> AIM OF THE EXERCISE:
Looking at the entries below, state how many lines contain the word "from". Give the number alone.

> Data records for software interfaces:

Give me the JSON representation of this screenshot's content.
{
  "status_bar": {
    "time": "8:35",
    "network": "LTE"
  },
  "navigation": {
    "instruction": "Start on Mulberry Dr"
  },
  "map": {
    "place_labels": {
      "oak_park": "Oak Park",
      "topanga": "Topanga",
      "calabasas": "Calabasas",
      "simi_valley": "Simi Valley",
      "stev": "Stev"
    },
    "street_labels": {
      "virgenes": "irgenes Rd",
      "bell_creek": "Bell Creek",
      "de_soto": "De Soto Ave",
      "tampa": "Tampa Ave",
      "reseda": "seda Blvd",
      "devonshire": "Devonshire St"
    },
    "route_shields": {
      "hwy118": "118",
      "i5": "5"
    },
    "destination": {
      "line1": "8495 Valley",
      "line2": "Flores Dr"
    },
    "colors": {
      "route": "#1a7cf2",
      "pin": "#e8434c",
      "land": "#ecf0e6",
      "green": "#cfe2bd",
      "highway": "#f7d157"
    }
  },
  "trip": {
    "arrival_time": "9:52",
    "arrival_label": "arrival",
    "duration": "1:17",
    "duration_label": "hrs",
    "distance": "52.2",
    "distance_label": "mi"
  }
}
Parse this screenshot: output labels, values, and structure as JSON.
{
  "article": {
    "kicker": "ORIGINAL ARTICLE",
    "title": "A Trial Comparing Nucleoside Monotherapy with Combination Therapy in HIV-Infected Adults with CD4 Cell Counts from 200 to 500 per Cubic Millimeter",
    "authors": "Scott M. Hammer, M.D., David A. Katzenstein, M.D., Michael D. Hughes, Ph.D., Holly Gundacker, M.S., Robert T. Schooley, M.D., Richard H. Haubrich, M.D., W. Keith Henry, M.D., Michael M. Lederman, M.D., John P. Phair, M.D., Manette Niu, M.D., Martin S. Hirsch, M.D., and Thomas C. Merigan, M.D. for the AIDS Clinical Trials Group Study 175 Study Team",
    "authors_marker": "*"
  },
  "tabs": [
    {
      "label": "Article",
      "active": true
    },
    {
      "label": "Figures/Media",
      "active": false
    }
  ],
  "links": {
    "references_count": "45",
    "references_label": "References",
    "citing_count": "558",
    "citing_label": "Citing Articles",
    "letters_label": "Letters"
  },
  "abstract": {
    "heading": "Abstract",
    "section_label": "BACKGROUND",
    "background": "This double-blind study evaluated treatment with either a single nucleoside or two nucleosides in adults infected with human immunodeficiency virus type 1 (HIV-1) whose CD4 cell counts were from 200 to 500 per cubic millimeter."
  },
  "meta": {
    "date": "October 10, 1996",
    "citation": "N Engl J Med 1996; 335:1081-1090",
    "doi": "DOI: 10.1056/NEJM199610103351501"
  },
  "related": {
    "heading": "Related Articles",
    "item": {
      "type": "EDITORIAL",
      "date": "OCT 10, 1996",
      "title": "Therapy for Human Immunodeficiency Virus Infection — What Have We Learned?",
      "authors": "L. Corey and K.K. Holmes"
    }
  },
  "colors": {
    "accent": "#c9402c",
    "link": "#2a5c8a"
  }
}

> REPLY:
2